## WHAT YOU ARE ASKED TO DO
Collect each line of the records containing the string "Liderazgo".
** BEGIN SUPPLIED RECORDS **
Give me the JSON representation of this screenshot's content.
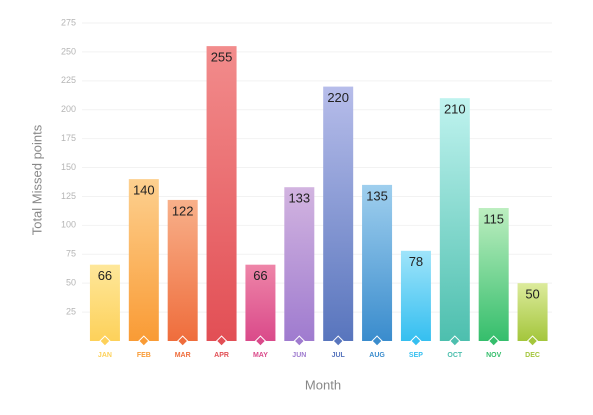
{
  "chart_data": {
    "type": "bar",
    "x_label": "Month",
    "y_label": "Total Missed points",
    "categories": [
      "JAN",
      "FEB",
      "MAR",
      "APR",
      "MAY",
      "JUN",
      "JUL",
      "AUG",
      "SEP",
      "OCT",
      "NOV",
      "DEC"
    ],
    "values": [
      66,
      140,
      122,
      255,
      66,
      133,
      220,
      135,
      78,
      210,
      115,
      50
    ],
    "colors": [
      [
        "#fee79a",
        "#fdd15a"
      ],
      [
        "#fdd08f",
        "#f99b35"
      ],
      [
        "#f8b08a",
        "#ef6d3c"
      ],
      [
        "#f28c8c",
        "#e24f55"
      ],
      [
        "#ee85a8",
        "#da4a8a"
      ],
      [
        "#d2b4e0",
        "#9f7bcf"
      ],
      [
        "#b7bdea",
        "#5875bd"
      ],
      [
        "#9fcfee",
        "#3a8ccd"
      ],
      [
        "#9fe4fa",
        "#35bff0"
      ],
      [
        "#c0f3ef",
        "#4dbfae"
      ],
      [
        "#bdeec0",
        "#35be6c"
      ],
      [
        "#dceb9c",
        "#a4c63c"
      ]
    ],
    "ylim": [
      0,
      275
    ],
    "yticks": [
      25,
      50,
      75,
      100,
      125,
      150,
      175,
      200,
      225,
      250,
      275
    ],
    "grid": true
  }
}
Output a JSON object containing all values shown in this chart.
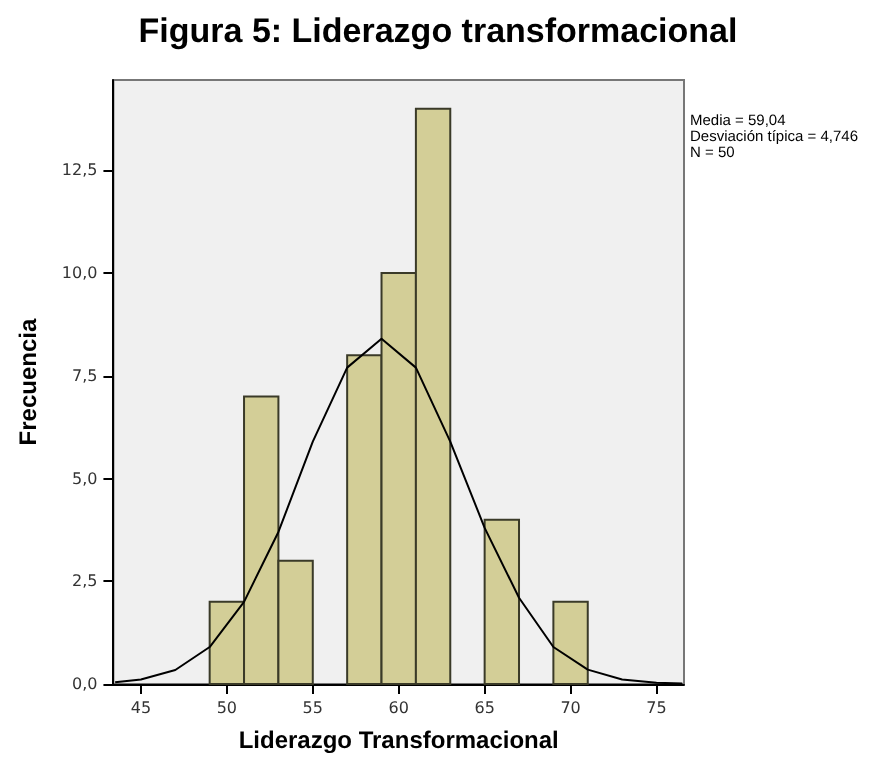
{
  "chart_data": {
    "type": "histogram",
    "title": "Figura 5: Liderazgo transformacional",
    "xlabel": "Liderazgo Transformacional",
    "ylabel": "Frecuencia",
    "bins": [
      49,
      51,
      53,
      55,
      57,
      59,
      61,
      63,
      65,
      67,
      69,
      71
    ],
    "series": [
      {
        "color": "#d3ce97",
        "values": [
          2,
          7,
          3,
          0,
          8,
          10,
          14,
          0,
          4,
          0,
          2
        ]
      },
      {
        "type": "line",
        "color": "#000000",
        "x": [
          43.5,
          45,
          47,
          49,
          51,
          53,
          55,
          57,
          59,
          61,
          63,
          65,
          67,
          69,
          71,
          73,
          75,
          76.5
        ],
        "values": [
          0.04,
          0.11,
          0.34,
          0.9,
          2.0,
          3.7,
          5.9,
          7.7,
          8.4,
          7.7,
          5.9,
          3.8,
          2.1,
          0.9,
          0.35,
          0.11,
          0.03,
          0.01
        ]
      }
    ],
    "xlim": [
      43.4,
      76.6
    ],
    "xticks": [
      45,
      50,
      55,
      60,
      65,
      70,
      75
    ],
    "ylim": [
      0,
      14.7
    ],
    "yticks": [
      {
        "value": 0,
        "label": "0,0"
      },
      {
        "value": 2.5,
        "label": "2,5"
      },
      {
        "value": 5,
        "label": "5,0"
      },
      {
        "value": 7.5,
        "label": "7,5"
      },
      {
        "value": 10,
        "label": "10,0"
      },
      {
        "value": 12.5,
        "label": "12,5"
      }
    ],
    "annotations": [
      "Media = 59,04",
      "Desviación típica = 4,746",
      "N = 50"
    ],
    "grid": false,
    "marker": "none",
    "line_style": "solid"
  }
}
** END SUPPLIED RECORDS **
## THE OUTPUT
    "title": "Figura 5: Liderazgo transformacional",
    "xlabel": "Liderazgo Transformacional",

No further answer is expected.